WHAT IS REQUIRED: In your copy, repeat the records exactly and leave out the pictures.

THE INPUT:
## start
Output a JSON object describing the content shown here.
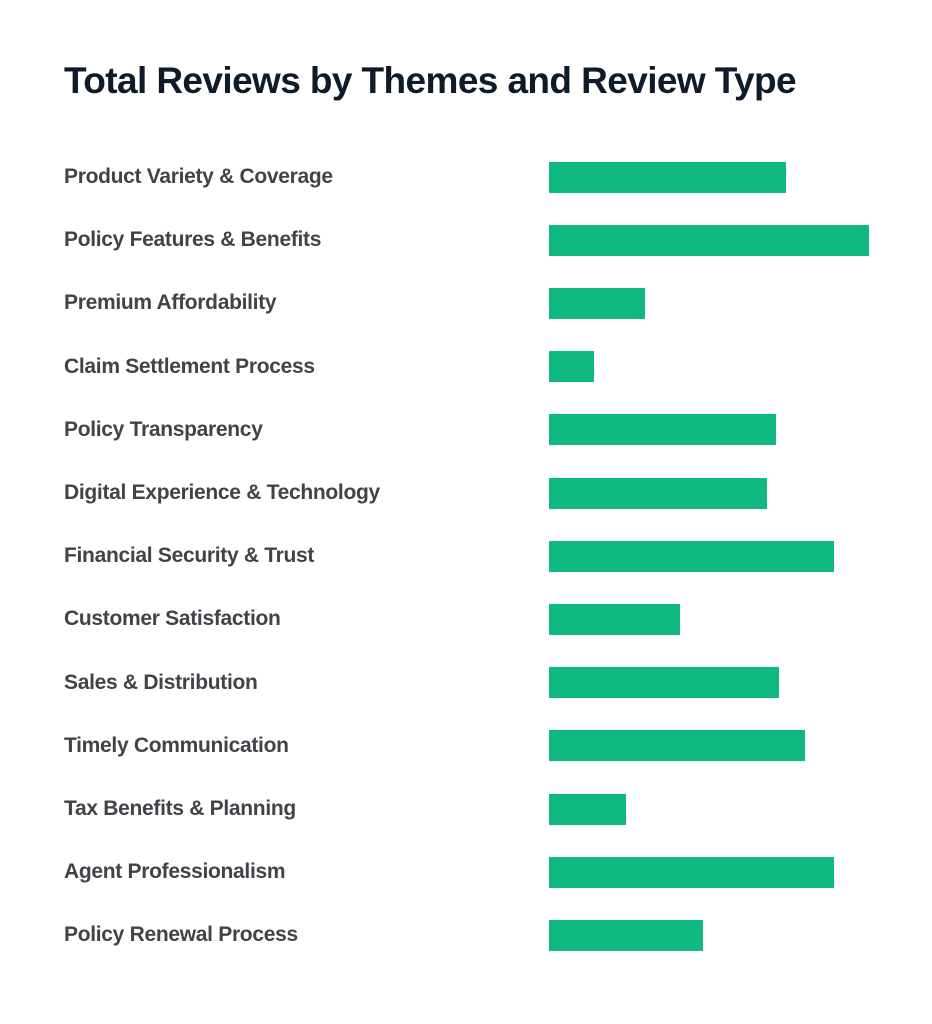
{
  "chart_data": {
    "type": "bar",
    "orientation": "horizontal",
    "title": "Total Reviews by Themes and Review Type",
    "categories": [
      "Product Variety & Coverage",
      "Policy Features & Benefits",
      "Premium Affordability",
      "Claim Settlement Process",
      "Policy Transparency",
      "Digital Experience & Technology",
      "Financial Security & Trust",
      "Customer Satisfaction",
      "Sales & Distribution",
      "Timely Communication",
      "Tax Benefits & Planning",
      "Agent Professionalism",
      "Policy Renewal Process"
    ],
    "values": [
      74,
      100,
      30,
      14,
      71,
      68,
      89,
      41,
      72,
      80,
      24,
      89,
      48
    ],
    "value_scale": "relative (no axis or data labels shown; values are bar lengths as % of the longest bar)",
    "bar_color": "#10b981",
    "grid": false,
    "legend": "none",
    "xlabel": "",
    "ylabel": ""
  }
}
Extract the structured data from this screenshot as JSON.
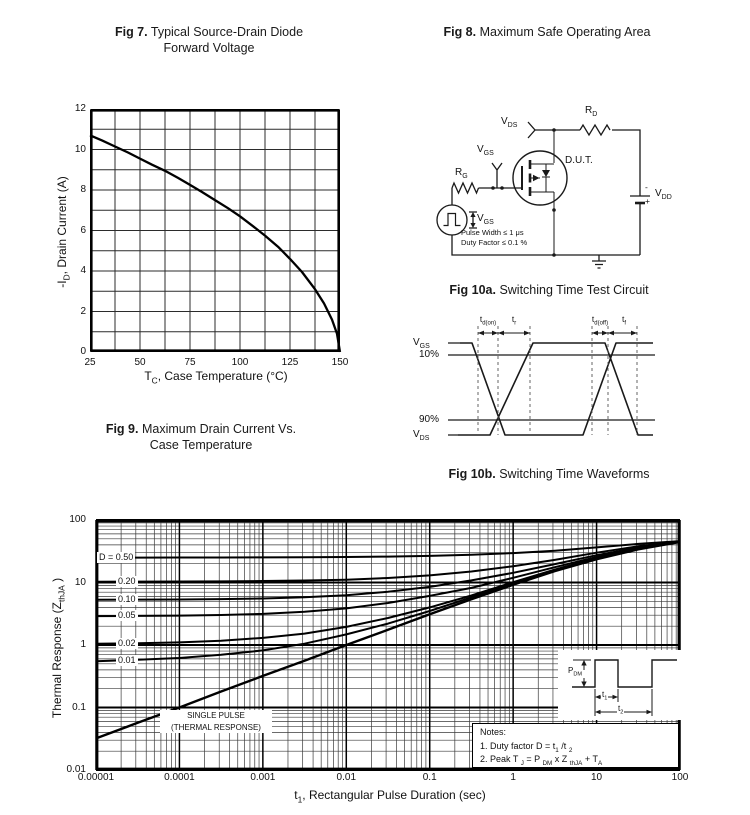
## end
SOLUTION FOR THIS PROBLEM:
Output a JSON object describing the content shown here.
{
  "chart_data": {
    "type": "bar",
    "orientation": "horizontal",
    "title": "Total Reviews by Themes and Review Type",
    "categories": [
      "Product Variety & Coverage",
      "Policy Features & Benefits",
      "Premium Affordability",
      "Claim Settlement Process",
      "Policy Transparency",
      "Digital Experience & Technology",
      "Financial Security & Trust",
      "Customer Satisfaction",
      "Sales & Distribution",
      "Timely Communication",
      "Tax Benefits & Planning",
      "Agent Professionalism",
      "Policy Renewal Process"
    ],
    "values": [
      74,
      100,
      30,
      14,
      71,
      68,
      89,
      41,
      72,
      80,
      24,
      89,
      48
    ],
    "value_scale": "relative (no axis or data labels shown; values are bar lengths as % of the longest bar)",
    "bar_color": "#10b981",
    "grid": false,
    "legend": "none",
    "xlabel": "",
    "ylabel": ""
  }
}
Extract the structured data from this screenshot as JSON.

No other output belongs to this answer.